--- start of Data for processing ---

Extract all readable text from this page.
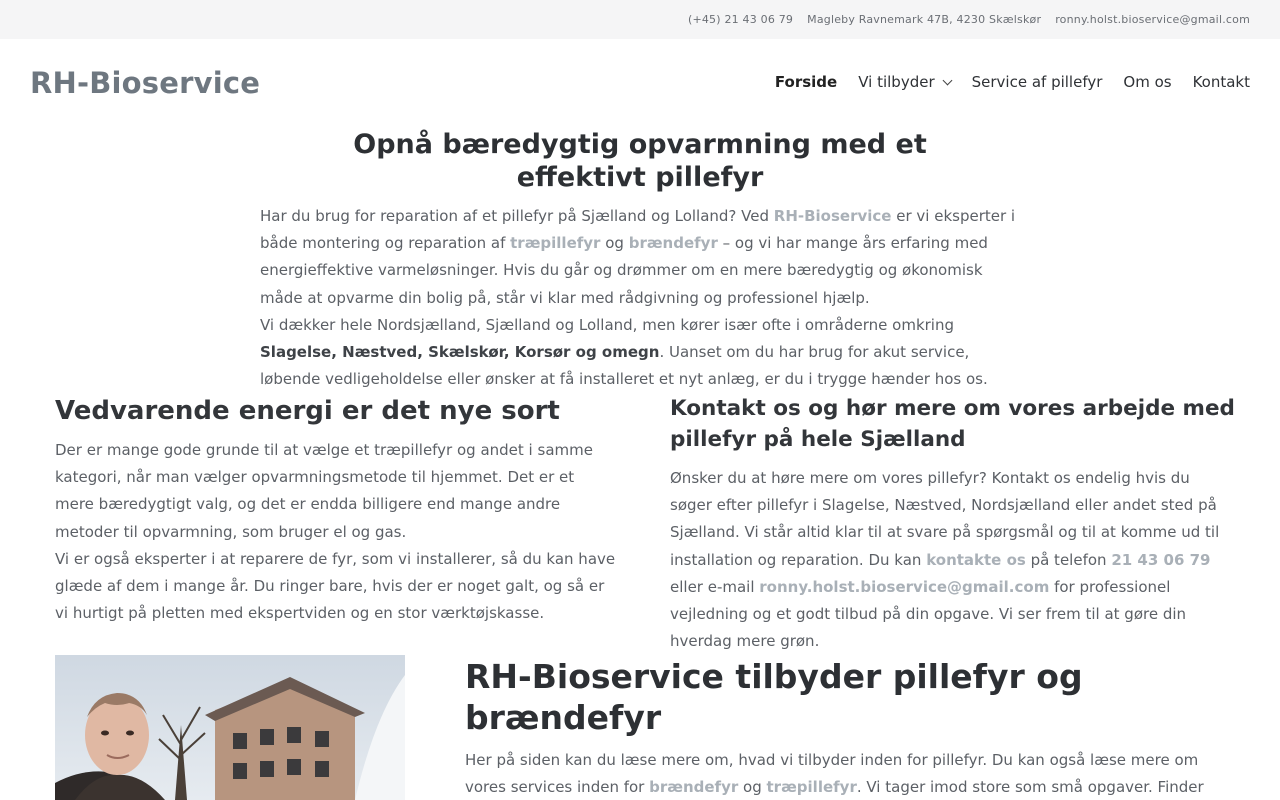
(+45) 21 43 06 79 Magleby Ravnemark 47B, 4230 Skælskør ronny.holst.bioservice@gmail.com
RH-Bioservice	Forside Vi tilbyder Service af pillefyr Om os Kontakt
Opnå bæredygtig opvarmning med et effektivt pillefyr

Har du brug for reparation af et pillefyr på Sjælland og Lolland? Ved RH-Bioservice er vi eksperter i både montering og reparation af træpillefyr og brændefyr – og vi har mange års erfaring med energieffektive varmeløsninger. Hvis du går og drømmer om en mere bæredygtig og økonomisk måde at opvarme din bolig på, står vi klar med rådgivning og professionel hjælp.

Vi dækker hele Nordsjælland, Sjælland og Lolland, men kører især ofte i områderne omkring Slagelse, Næstved, Skælskør, Korsør og omegn. Uanset om du har brug for akut service, løbende vedligeholdelse eller ønsker at få installeret et nyt anlæg, er du i trygge hænder hos os.

Vedvarende energi er det nye sort

Der er mange gode grunde til at vælge et træpillefyr og andet i samme kategori, når man vælger opvarmningsmetode til hjemmet. Det er et mere bæredygtigt valg, og det er endda billigere end mange andre metoder til opvarmning, som bruger el og gas.

Vi er også eksperter i at reparere de fyr, som vi installerer, så du kan have glæde af dem i mange år. Du ringer bare, hvis der er noget galt, og så er vi hurtigt på pletten med ekspertviden og en stor værktøjskasse.

Kontakt os og hør mere om vores arbejde med pillefyr på hele Sjælland

Ønsker du at høre mere om vores pillefyr? Kontakt os endelig hvis du søger efter pillefyr i Slagelse, Næstved, Nordsjælland eller andet sted på Sjælland. Vi står altid klar til at svare på spørgsmål og til at komme ud til installation og reparation. Du kan kontakte os på telefon 21 43 06 79 eller e-mail ronny.holst.bioservice@gmail.com for professionel vejledning og et godt tilbud på din opgave. Vi ser frem til at gøre din hverdag mere grøn.

RH-Bioservice tilbyder pillefyr og brændefyr

Her på siden kan du læse mere om, hvad vi tilbyder inden for pillefyr. Du kan også læse mere om vores services inden for brændefyr og træpillefyr. Vi tager imod store som små opgaver. Finder
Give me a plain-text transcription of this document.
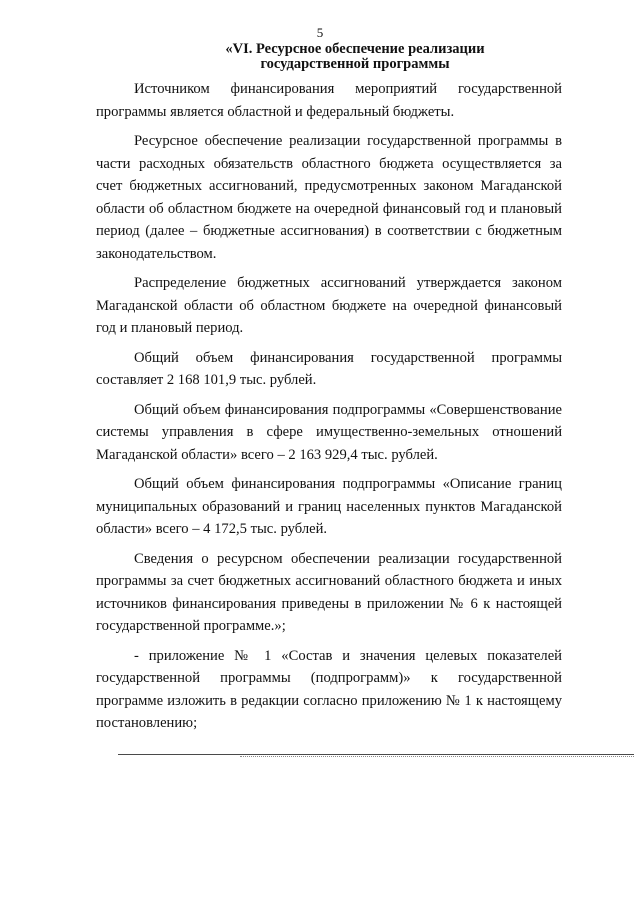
5
«VI. Ресурсное обеспечение реализации
государственной программы

Источником финансирования мероприятий государственной программы является областной и федеральный бюджеты.

Ресурсное обеспечение реализации государственной программы в части расходных обязательств областного бюджета осуществляется за счет бюджетных ассигнований, предусмотренных законом Магаданской области об областном бюджете на очередной финансовый год и плановый период (далее – бюджетные ассигнования) в соответствии с бюджетным законодательством.

Распределение бюджетных ассигнований утверждается законом Магаданской области об областном бюджете на очередной финансовый год и плановый период.

Общий объем финансирования государственной программы составляет 2 168 101,9 тыс. рублей.

Общий объем финансирования подпрограммы «Совершенствование системы управления в сфере имущественно-земельных отношений Магаданской области» всего – 2 163 929,4 тыс. рублей.

Общий объем финансирования подпрограммы «Описание границ муниципальных образований и границ населенных пунктов Магаданской области» всего – 4 172,5 тыс. рублей.

Сведения о ресурсном обеспечении реализации государственной программы за счет бюджетных ассигнований областного бюджета и иных источников финансирования приведены в приложении № 6 к настоящей государственной программе.»;

- приложение № 1 «Состав и значения целевых показателей государственной программы (подпрограмм)» к государственной программе изложить в редакции согласно приложению № 1 к настоящему постановлению;
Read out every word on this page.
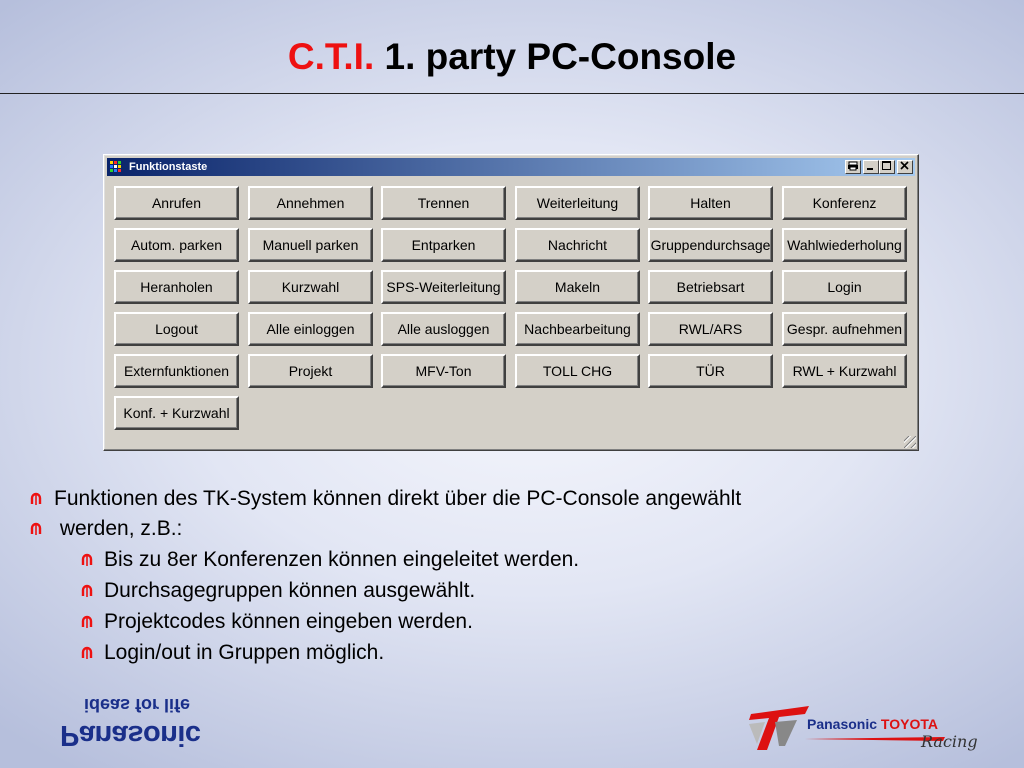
C.T.I. 1. party PC-Console
Funktionstaste
Anrufen	Annehmen	Trennen	Weiterleitung	Halten	Konferenz
Autom. parken	Manuell parken	Entparken	Nachricht	Gruppendurchsage	Wahlwiederholung
Heranholen	Kurzwahl	SPS-Weiterleitung	Makeln	Betriebsart	Login
Logout	Alle einloggen	Alle ausloggen	Nachbearbeitung	RWL/ARS	Gespr. aufnehmen
Externfunktionen	Projekt	MFV-Ton	TOLL CHG	TÜR	RWL + Kurzwahl
Konf. + Kurzwahl
Funktionen des TK-System können direkt über die PC-Console angewählt
werden, z.B.:
Bis zu 8er Konferenzen können eingeleitet werden.
Durchsagegruppen können ausgewählt.
Projektcodes können eingeben werden.
Login/out in Gruppen möglich.
ideas for life
Panasonic	Panasonic TOYOTA
Racing
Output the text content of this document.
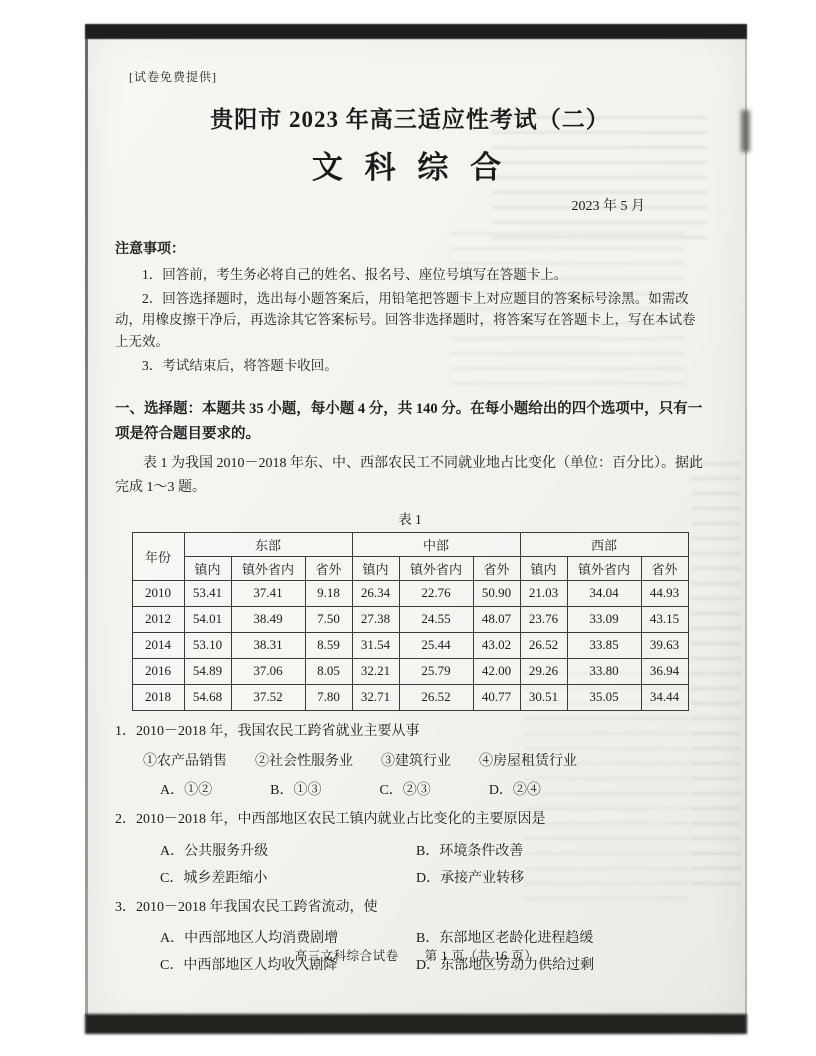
[试卷免费提供]
贵阳市 2023 年高三适应性考试（二）
文 科 综 合
2023 年 5 月
注意事项：
1．回答前，考生务必将自己的姓名、报名号、座位号填写在答题卡上。
2．回答选择题时，选出每小题答案后，用铅笔把答题卡上对应题目的答案标号涂黑。如需改动，用橡皮擦干净后，再选涂其它答案标号。回答非选择题时，将答案写在答题卡上，写在本试卷上无效。
3．考试结束后，将答题卡收回。
一、选择题：本题共 35 小题，每小题 4 分，共 140 分。在每小题给出的四个选项中，只有一项是符合题目要求的。
表 1 为我国 2010－2018 年东、中、西部农民工不同就业地占比变化（单位：百分比）。据此完成 1～3 题。
表 1
年份	东部			中部			西部		
	镇内	镇外省内	省外	镇内	镇外省内	省外	镇内	镇外省内	省外
2010	53.41	37.41	9.18	26.34	22.76	50.90	21.03	34.04	44.93
2012	54.01	38.49	7.50	27.38	24.55	48.07	23.76	33.09	43.15
2014	53.10	38.31	8.59	31.54	25.44	43.02	26.52	33.85	39.63
2016	54.89	37.06	8.05	32.21	25.79	42.00	29.26	33.80	36.94
2018	54.68	37.52	7.80	32.71	26.52	40.77	30.51	35.05	34.44
1．2010－2018 年，我国农民工跨省就业主要从事
①农产品销售　　②社会性服务业　　③建筑行业　　④房屋租赁行业
A．①②	B．①③	C．②③	D．②④
2．2010－2018 年，中西部地区农民工镇内就业占比变化的主要原因是
A．公共服务升级	B．环境条件改善
C．城乡差距缩小	D．承接产业转移
3．2010－2018 年我国农民工跨省流动，使
A．中西部地区人均消费剧增	B．东部地区老龄化进程趋缓
C．中西部地区人均收入剧降	D．东部地区劳动力供给过剩
高三文科综合试卷　　第 1 页（共 16 页）
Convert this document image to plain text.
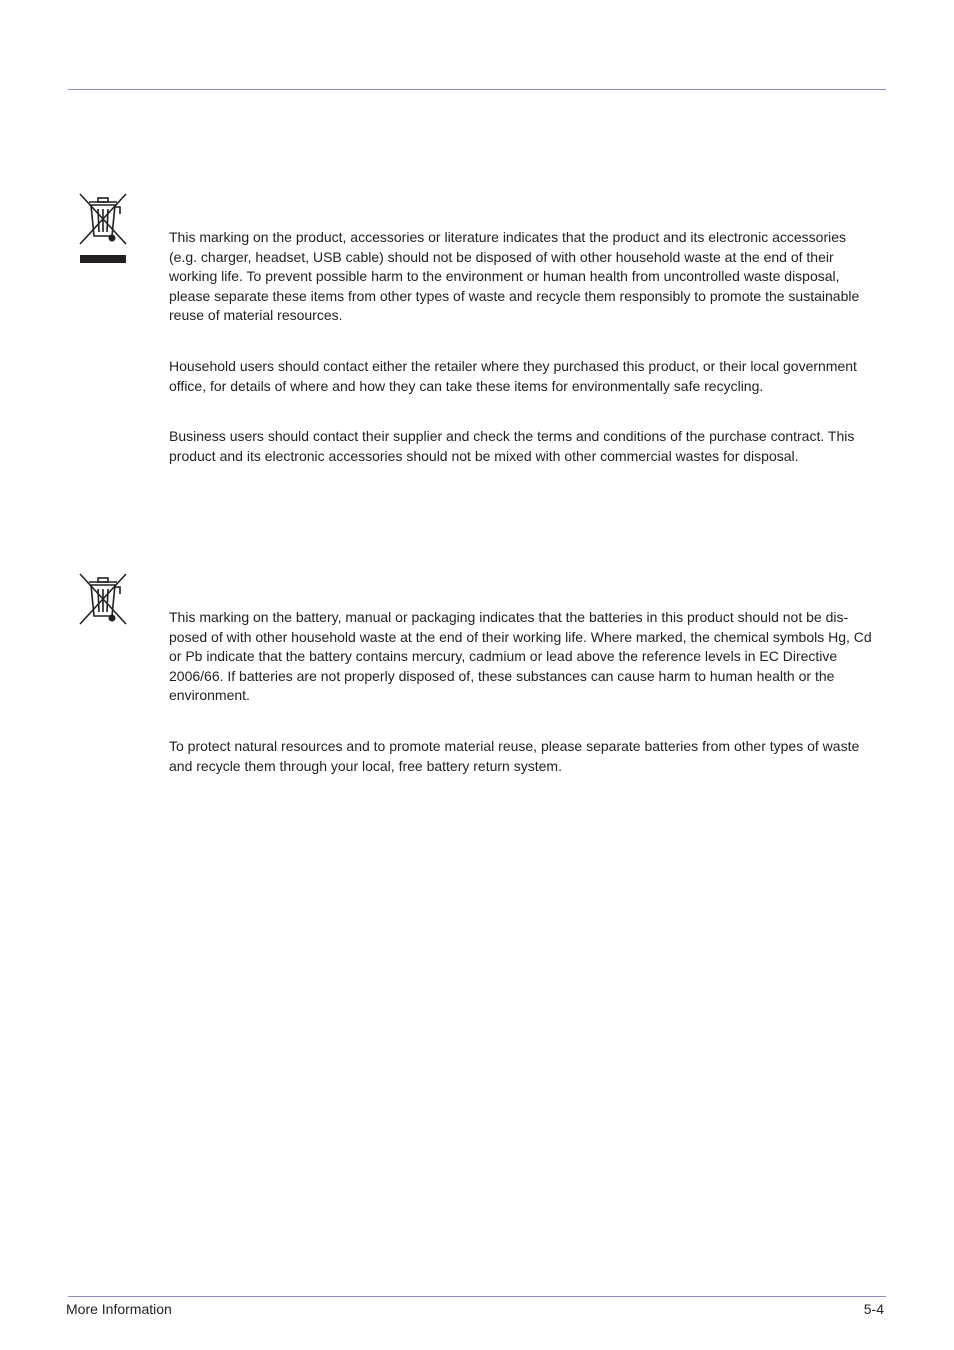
This marking on the product, accessories or literature indicates that the product and its electronic accessories (e.g. charger, headset, USB cable) should not be disposed of with other household waste at the end of their working life. To prevent possible harm to the environment or human health from uncontrolled waste disposal, please separate these items from other types of waste and recycle them responsibly to promote the sustainable reuse of material resources.

Household users should contact either the retailer where they purchased this product, or their local government office, for details of where and how they can take these items for environmentally safe recycling.

Business users should contact their supplier and check the terms and conditions of the purchase contract. This product and its electronic accessories should not be mixed with other commercial wastes for disposal.

This marking on the battery, manual or packaging indicates that the batteries in this product should not be dis-posed of with other household waste at the end of their working life. Where marked, the chemical symbols Hg, Cd or Pb indicate that the battery contains mercury, cadmium or lead above the reference levels in EC Directive 2006/66. If batteries are not properly disposed of, these substances can cause harm to human health or the environment.

To protect natural resources and to promote material reuse, please separate batteries from other types of waste and recycle them through your local, free battery return system.

More Information	5-4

--- end of Data for processing ---

Request>
Pictures are to be left out; repeat all the remaining data exactly.

Result of the task>
Extract all readable text from this page.
(+45) 21 43 06 79 Magleby Ravnemark 47B, 4230 Skælskør ronny.holst.bioservice@gmail.com
RH-Bioservice	Forside Vi tilbyder Service af pillefyr Om os Kontakt
Opnå bæredygtig opvarmning med et effektivt pillefyr

Har du brug for reparation af et pillefyr på Sjælland og Lolland? Ved RH-Bioservice er vi eksperter i både montering og reparation af træpillefyr og brændefyr – og vi har mange års erfaring med energieffektive varmeløsninger. Hvis du går og drømmer om en mere bæredygtig og økonomisk måde at opvarme din bolig på, står vi klar med rådgivning og professionel hjælp.

Vi dækker hele Nordsjælland, Sjælland og Lolland, men kører især ofte i områderne omkring Slagelse, Næstved, Skælskør, Korsør og omegn. Uanset om du har brug for akut service, løbende vedligeholdelse eller ønsker at få installeret et nyt anlæg, er du i trygge hænder hos os.

Vedvarende energi er det nye sort

Der er mange gode grunde til at vælge et træpillefyr og andet i samme kategori, når man vælger opvarmningsmetode til hjemmet. Det er et mere bæredygtigt valg, og det er endda billigere end mange andre metoder til opvarmning, som bruger el og gas.

Vi er også eksperter i at reparere de fyr, som vi installerer, så du kan have glæde af dem i mange år. Du ringer bare, hvis der er noget galt, og så er vi hurtigt på pletten med ekspertviden og en stor værktøjskasse.

Kontakt os og hør mere om vores arbejde med pillefyr på hele Sjælland

Ønsker du at høre mere om vores pillefyr? Kontakt os endelig hvis du søger efter pillefyr i Slagelse, Næstved, Nordsjælland eller andet sted på Sjælland. Vi står altid klar til at svare på spørgsmål og til at komme ud til installation og reparation. Du kan kontakte os på telefon 21 43 06 79 eller e-mail ronny.holst.bioservice@gmail.com for professionel vejledning og et godt tilbud på din opgave. Vi ser frem til at gøre din hverdag mere grøn.

RH-Bioservice tilbyder pillefyr og brændefyr

Her på siden kan du læse mere om, hvad vi tilbyder inden for pillefyr. Du kan også læse mere om vores services inden for brændefyr og træpillefyr. Vi tager imod store som små opgaver. Finder
Give me a plain-text transcription of this document.
5
«VI. Ресурсное обеспечение реализации
государственной программы

Источником финансирования мероприятий государственной программы является областной и федеральный бюджеты.

Ресурсное обеспечение реализации государственной программы в части расходных обязательств областного бюджета осуществляется за счет бюджетных ассигнований, предусмотренных законом Магаданской области об областном бюджете на очередной финансовый год и плановый период (далее – бюджетные ассигнования) в соответствии с бюджетным законодательством.

Распределение бюджетных ассигнований утверждается законом Магаданской области об областном бюджете на очередной финансовый год и плановый период.

Общий объем финансирования государственной программы составляет 2 168 101,9 тыс. рублей.

Общий объем финансирования подпрограммы «Совершенствование системы управления в сфере имущественно-земельных отношений Магаданской области» всего – 2 163 929,4 тыс. рублей.

Общий объем финансирования подпрограммы «Описание границ муниципальных образований и границ населенных пунктов Магаданской области» всего – 4 172,5 тыс. рублей.

Сведения о ресурсном обеспечении реализации государственной программы за счет бюджетных ассигнований областного бюджета и иных источников финансирования приведены в приложении № 6 к настоящей государственной программе.»;

- приложение № 1 «Состав и значения целевых показателей государственной программы (подпрограмм)» к государственной программе изложить в редакции согласно приложению № 1 к настоящему постановлению;
Read out every word on this page.
C.T.I. 1. party PC-Console
Funktionstaste
Anrufen	Annehmen	Trennen	Weiterleitung	Halten	Konferenz
Autom. parken	Manuell parken	Entparken	Nachricht	Gruppendurchsage	Wahlwiederholung
Heranholen	Kurzwahl	SPS-Weiterleitung	Makeln	Betriebsart	Login
Logout	Alle einloggen	Alle ausloggen	Nachbearbeitung	RWL/ARS	Gespr. aufnehmen
Externfunktionen	Projekt	MFV-Ton	TOLL CHG	TÜR	RWL + Kurzwahl
Konf. + Kurzwahl
Funktionen des TK-System können direkt über die PC-Console angewählt
werden, z.B.:
Bis zu 8er Konferenzen können eingeleitet werden.
Durchsagegruppen können ausgewählt.
Projektcodes können eingeben werden.
Login/out in Gruppen möglich.
ideas for life
Panasonic	Panasonic TOYOTA
Racing
Output the text content of this document.
[试卷免费提供]
贵阳市 2023 年高三适应性考试（二）
文 科 综 合
2023 年 5 月
注意事项：
1．回答前，考生务必将自己的姓名、报名号、座位号填写在答题卡上。
2．回答选择题时，选出每小题答案后，用铅笔把答题卡上对应题目的答案标号涂黑。如需改动，用橡皮擦干净后，再选涂其它答案标号。回答非选择题时，将答案写在答题卡上，写在本试卷上无效。
3．考试结束后，将答题卡收回。
一、选择题：本题共 35 小题，每小题 4 分，共 140 分。在每小题给出的四个选项中，只有一项是符合题目要求的。
表 1 为我国 2010－2018 年东、中、西部农民工不同就业地占比变化（单位：百分比）。据此完成 1～3 题。
表 1
年份	东部			中部			西部		
	镇内	镇外省内	省外	镇内	镇外省内	省外	镇内	镇外省内	省外
2010	53.41	37.41	9.18	26.34	22.76	50.90	21.03	34.04	44.93
2012	54.01	38.49	7.50	27.38	24.55	48.07	23.76	33.09	43.15
2014	53.10	38.31	8.59	31.54	25.44	43.02	26.52	33.85	39.63
2016	54.89	37.06	8.05	32.21	25.79	42.00	29.26	33.80	36.94
2018	54.68	37.52	7.80	32.71	26.52	40.77	30.51	35.05	34.44
1．2010－2018 年，我国农民工跨省就业主要从事
①农产品销售　　②社会性服务业　　③建筑行业　　④房屋租赁行业
A．①②	B．①③	C．②③	D．②④
2．2010－2018 年，中西部地区农民工镇内就业占比变化的主要原因是
A．公共服务升级	B．环境条件改善
C．城乡差距缩小	D．承接产业转移
3．2010－2018 年我国农民工跨省流动，使
A．中西部地区人均消费剧增	B．东部地区老龄化进程趋缓
C．中西部地区人均收入剧降	D．东部地区劳动力供给过剩
高三文科综合试卷　　第 1 页（共 16 页）
Convert this document image to plain text.
This marking on the product, accessories or literature indicates that the product and its electronic accessories (e.g. charger, headset, USB cable) should not be disposed of with other household waste at the end of their working life. To prevent possible harm to the environment or human health from uncontrolled waste disposal, please separate these items from other types of waste and recycle them responsibly to promote the sustainable reuse of material resources.

Household users should contact either the retailer where they purchased this product, or their local government office, for details of where and how they can take these items for environmentally safe recycling.

Business users should contact their supplier and check the terms and conditions of the purchase contract. This product and its electronic accessories should not be mixed with other commercial wastes for disposal.

This marking on the battery, manual or packaging indicates that the batteries in this product should not be dis-posed of with other household waste at the end of their working life. Where marked, the chemical symbols Hg, Cd or Pb indicate that the battery contains mercury, cadmium or lead above the reference levels in EC Directive 2006/66. If batteries are not properly disposed of, these substances can cause harm to human health or the environment.

To protect natural resources and to promote material reuse, please separate batteries from other types of waste and recycle them through your local, free battery return system.

More Information	5-4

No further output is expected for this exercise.